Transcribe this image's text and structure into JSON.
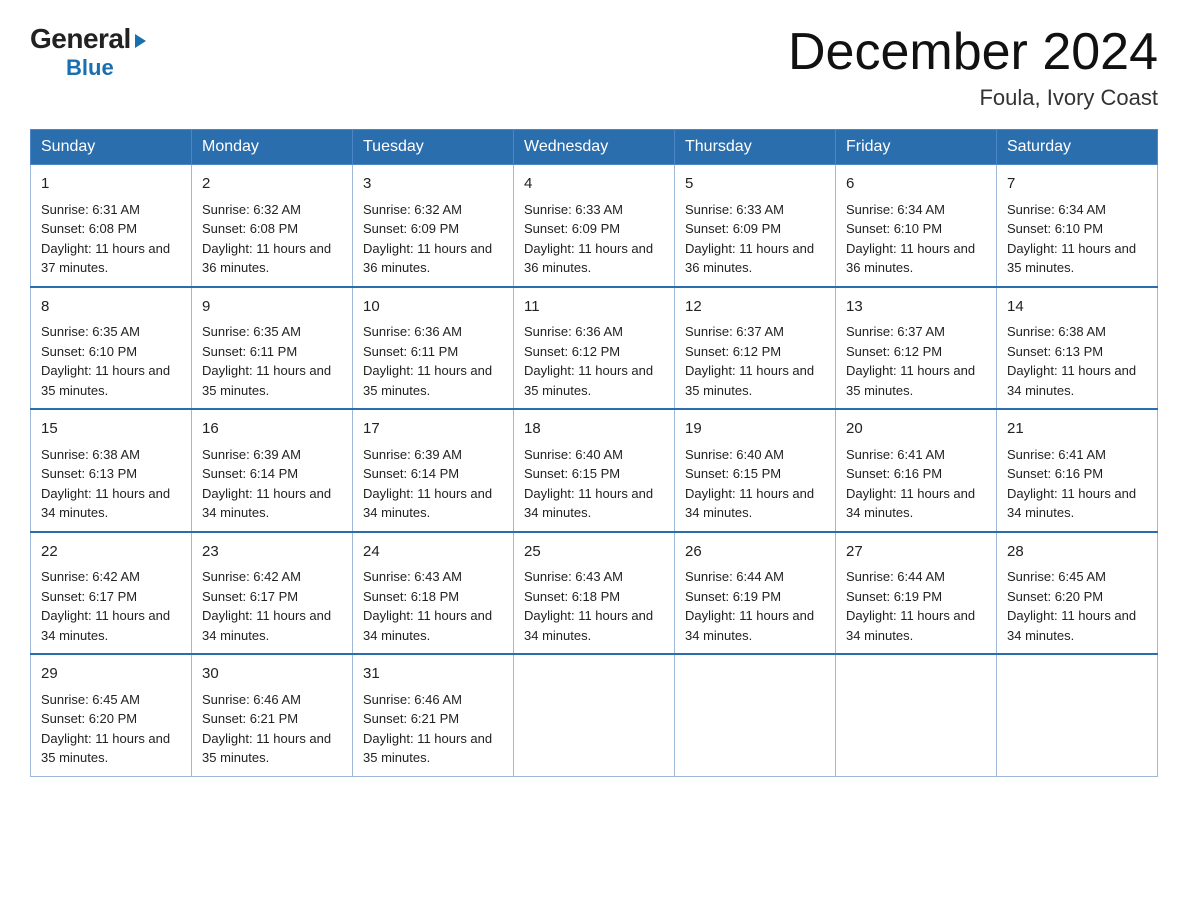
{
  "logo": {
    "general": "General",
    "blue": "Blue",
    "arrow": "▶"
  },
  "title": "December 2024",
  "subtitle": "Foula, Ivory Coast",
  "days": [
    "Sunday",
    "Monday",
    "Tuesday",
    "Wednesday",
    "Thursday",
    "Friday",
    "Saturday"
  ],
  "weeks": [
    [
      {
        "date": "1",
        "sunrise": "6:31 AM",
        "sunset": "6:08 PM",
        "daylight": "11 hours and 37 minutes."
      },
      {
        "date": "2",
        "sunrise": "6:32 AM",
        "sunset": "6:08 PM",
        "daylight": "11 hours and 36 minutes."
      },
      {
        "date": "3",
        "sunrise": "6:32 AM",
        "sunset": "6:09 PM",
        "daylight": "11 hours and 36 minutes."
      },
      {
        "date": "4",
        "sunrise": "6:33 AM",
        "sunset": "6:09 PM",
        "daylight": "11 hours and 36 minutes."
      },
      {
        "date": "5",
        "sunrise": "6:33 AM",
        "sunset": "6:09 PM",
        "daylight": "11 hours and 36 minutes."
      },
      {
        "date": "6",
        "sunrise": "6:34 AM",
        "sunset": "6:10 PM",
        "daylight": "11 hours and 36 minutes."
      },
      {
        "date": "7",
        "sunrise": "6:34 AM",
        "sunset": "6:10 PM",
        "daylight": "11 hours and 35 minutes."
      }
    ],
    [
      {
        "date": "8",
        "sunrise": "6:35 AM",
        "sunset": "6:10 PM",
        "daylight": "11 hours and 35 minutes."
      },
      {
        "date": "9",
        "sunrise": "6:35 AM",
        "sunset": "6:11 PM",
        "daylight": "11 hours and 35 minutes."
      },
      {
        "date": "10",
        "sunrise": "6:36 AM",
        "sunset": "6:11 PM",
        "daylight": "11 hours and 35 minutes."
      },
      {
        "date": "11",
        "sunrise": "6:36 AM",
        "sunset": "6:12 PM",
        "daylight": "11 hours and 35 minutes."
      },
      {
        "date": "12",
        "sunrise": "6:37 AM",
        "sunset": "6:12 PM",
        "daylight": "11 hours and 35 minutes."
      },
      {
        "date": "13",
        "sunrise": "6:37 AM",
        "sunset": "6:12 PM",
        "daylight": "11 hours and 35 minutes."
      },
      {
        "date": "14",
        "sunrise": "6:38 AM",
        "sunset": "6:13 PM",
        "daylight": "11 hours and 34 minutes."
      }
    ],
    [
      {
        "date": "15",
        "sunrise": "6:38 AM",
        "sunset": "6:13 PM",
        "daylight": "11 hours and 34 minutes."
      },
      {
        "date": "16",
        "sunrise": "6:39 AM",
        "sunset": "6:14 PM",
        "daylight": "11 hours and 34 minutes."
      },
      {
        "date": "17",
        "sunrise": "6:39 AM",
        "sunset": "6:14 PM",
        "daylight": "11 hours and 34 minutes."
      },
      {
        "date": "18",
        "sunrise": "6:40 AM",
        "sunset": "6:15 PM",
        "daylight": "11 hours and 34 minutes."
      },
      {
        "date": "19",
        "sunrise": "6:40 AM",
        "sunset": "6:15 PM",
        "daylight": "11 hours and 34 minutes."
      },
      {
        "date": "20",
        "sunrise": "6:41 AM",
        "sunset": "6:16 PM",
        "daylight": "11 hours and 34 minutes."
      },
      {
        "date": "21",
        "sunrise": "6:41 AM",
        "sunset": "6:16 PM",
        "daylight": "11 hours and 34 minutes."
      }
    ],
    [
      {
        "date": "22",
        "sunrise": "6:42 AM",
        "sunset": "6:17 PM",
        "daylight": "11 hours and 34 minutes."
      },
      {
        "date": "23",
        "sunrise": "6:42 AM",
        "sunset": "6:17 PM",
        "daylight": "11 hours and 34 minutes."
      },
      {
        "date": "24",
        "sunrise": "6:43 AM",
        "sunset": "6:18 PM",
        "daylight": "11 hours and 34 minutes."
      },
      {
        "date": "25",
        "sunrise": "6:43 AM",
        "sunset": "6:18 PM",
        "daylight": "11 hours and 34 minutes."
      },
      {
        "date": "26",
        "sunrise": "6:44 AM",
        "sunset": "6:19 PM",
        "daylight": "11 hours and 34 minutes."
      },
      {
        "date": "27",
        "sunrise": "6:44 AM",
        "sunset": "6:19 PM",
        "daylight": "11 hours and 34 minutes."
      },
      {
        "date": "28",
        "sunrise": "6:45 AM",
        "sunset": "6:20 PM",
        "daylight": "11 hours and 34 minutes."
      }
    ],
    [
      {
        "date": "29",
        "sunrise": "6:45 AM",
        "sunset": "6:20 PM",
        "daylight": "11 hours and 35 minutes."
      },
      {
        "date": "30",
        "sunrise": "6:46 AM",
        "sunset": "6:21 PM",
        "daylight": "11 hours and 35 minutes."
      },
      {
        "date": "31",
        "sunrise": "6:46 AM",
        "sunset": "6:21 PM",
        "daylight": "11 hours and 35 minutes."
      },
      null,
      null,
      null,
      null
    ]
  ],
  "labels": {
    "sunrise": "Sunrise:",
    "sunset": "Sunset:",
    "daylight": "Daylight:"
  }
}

^^^^^^^^^^^^^^^^

# Written task
Print all of the records shown above exactly, leaving out each picture.

# The result
Transcribe this image's text and structure into JSON.
{
  "logo": {
    "general": "General",
    "blue": "Blue",
    "arrow": "▶"
  },
  "title": "December 2024",
  "subtitle": "Foula, Ivory Coast",
  "days": [
    "Sunday",
    "Monday",
    "Tuesday",
    "Wednesday",
    "Thursday",
    "Friday",
    "Saturday"
  ],
  "weeks": [
    [
      {
        "date": "1",
        "sunrise": "6:31 AM",
        "sunset": "6:08 PM",
        "daylight": "11 hours and 37 minutes."
      },
      {
        "date": "2",
        "sunrise": "6:32 AM",
        "sunset": "6:08 PM",
        "daylight": "11 hours and 36 minutes."
      },
      {
        "date": "3",
        "sunrise": "6:32 AM",
        "sunset": "6:09 PM",
        "daylight": "11 hours and 36 minutes."
      },
      {
        "date": "4",
        "sunrise": "6:33 AM",
        "sunset": "6:09 PM",
        "daylight": "11 hours and 36 minutes."
      },
      {
        "date": "5",
        "sunrise": "6:33 AM",
        "sunset": "6:09 PM",
        "daylight": "11 hours and 36 minutes."
      },
      {
        "date": "6",
        "sunrise": "6:34 AM",
        "sunset": "6:10 PM",
        "daylight": "11 hours and 36 minutes."
      },
      {
        "date": "7",
        "sunrise": "6:34 AM",
        "sunset": "6:10 PM",
        "daylight": "11 hours and 35 minutes."
      }
    ],
    [
      {
        "date": "8",
        "sunrise": "6:35 AM",
        "sunset": "6:10 PM",
        "daylight": "11 hours and 35 minutes."
      },
      {
        "date": "9",
        "sunrise": "6:35 AM",
        "sunset": "6:11 PM",
        "daylight": "11 hours and 35 minutes."
      },
      {
        "date": "10",
        "sunrise": "6:36 AM",
        "sunset": "6:11 PM",
        "daylight": "11 hours and 35 minutes."
      },
      {
        "date": "11",
        "sunrise": "6:36 AM",
        "sunset": "6:12 PM",
        "daylight": "11 hours and 35 minutes."
      },
      {
        "date": "12",
        "sunrise": "6:37 AM",
        "sunset": "6:12 PM",
        "daylight": "11 hours and 35 minutes."
      },
      {
        "date": "13",
        "sunrise": "6:37 AM",
        "sunset": "6:12 PM",
        "daylight": "11 hours and 35 minutes."
      },
      {
        "date": "14",
        "sunrise": "6:38 AM",
        "sunset": "6:13 PM",
        "daylight": "11 hours and 34 minutes."
      }
    ],
    [
      {
        "date": "15",
        "sunrise": "6:38 AM",
        "sunset": "6:13 PM",
        "daylight": "11 hours and 34 minutes."
      },
      {
        "date": "16",
        "sunrise": "6:39 AM",
        "sunset": "6:14 PM",
        "daylight": "11 hours and 34 minutes."
      },
      {
        "date": "17",
        "sunrise": "6:39 AM",
        "sunset": "6:14 PM",
        "daylight": "11 hours and 34 minutes."
      },
      {
        "date": "18",
        "sunrise": "6:40 AM",
        "sunset": "6:15 PM",
        "daylight": "11 hours and 34 minutes."
      },
      {
        "date": "19",
        "sunrise": "6:40 AM",
        "sunset": "6:15 PM",
        "daylight": "11 hours and 34 minutes."
      },
      {
        "date": "20",
        "sunrise": "6:41 AM",
        "sunset": "6:16 PM",
        "daylight": "11 hours and 34 minutes."
      },
      {
        "date": "21",
        "sunrise": "6:41 AM",
        "sunset": "6:16 PM",
        "daylight": "11 hours and 34 minutes."
      }
    ],
    [
      {
        "date": "22",
        "sunrise": "6:42 AM",
        "sunset": "6:17 PM",
        "daylight": "11 hours and 34 minutes."
      },
      {
        "date": "23",
        "sunrise": "6:42 AM",
        "sunset": "6:17 PM",
        "daylight": "11 hours and 34 minutes."
      },
      {
        "date": "24",
        "sunrise": "6:43 AM",
        "sunset": "6:18 PM",
        "daylight": "11 hours and 34 minutes."
      },
      {
        "date": "25",
        "sunrise": "6:43 AM",
        "sunset": "6:18 PM",
        "daylight": "11 hours and 34 minutes."
      },
      {
        "date": "26",
        "sunrise": "6:44 AM",
        "sunset": "6:19 PM",
        "daylight": "11 hours and 34 minutes."
      },
      {
        "date": "27",
        "sunrise": "6:44 AM",
        "sunset": "6:19 PM",
        "daylight": "11 hours and 34 minutes."
      },
      {
        "date": "28",
        "sunrise": "6:45 AM",
        "sunset": "6:20 PM",
        "daylight": "11 hours and 34 minutes."
      }
    ],
    [
      {
        "date": "29",
        "sunrise": "6:45 AM",
        "sunset": "6:20 PM",
        "daylight": "11 hours and 35 minutes."
      },
      {
        "date": "30",
        "sunrise": "6:46 AM",
        "sunset": "6:21 PM",
        "daylight": "11 hours and 35 minutes."
      },
      {
        "date": "31",
        "sunrise": "6:46 AM",
        "sunset": "6:21 PM",
        "daylight": "11 hours and 35 minutes."
      },
      null,
      null,
      null,
      null
    ]
  ],
  "labels": {
    "sunrise": "Sunrise:",
    "sunset": "Sunset:",
    "daylight": "Daylight:"
  }
}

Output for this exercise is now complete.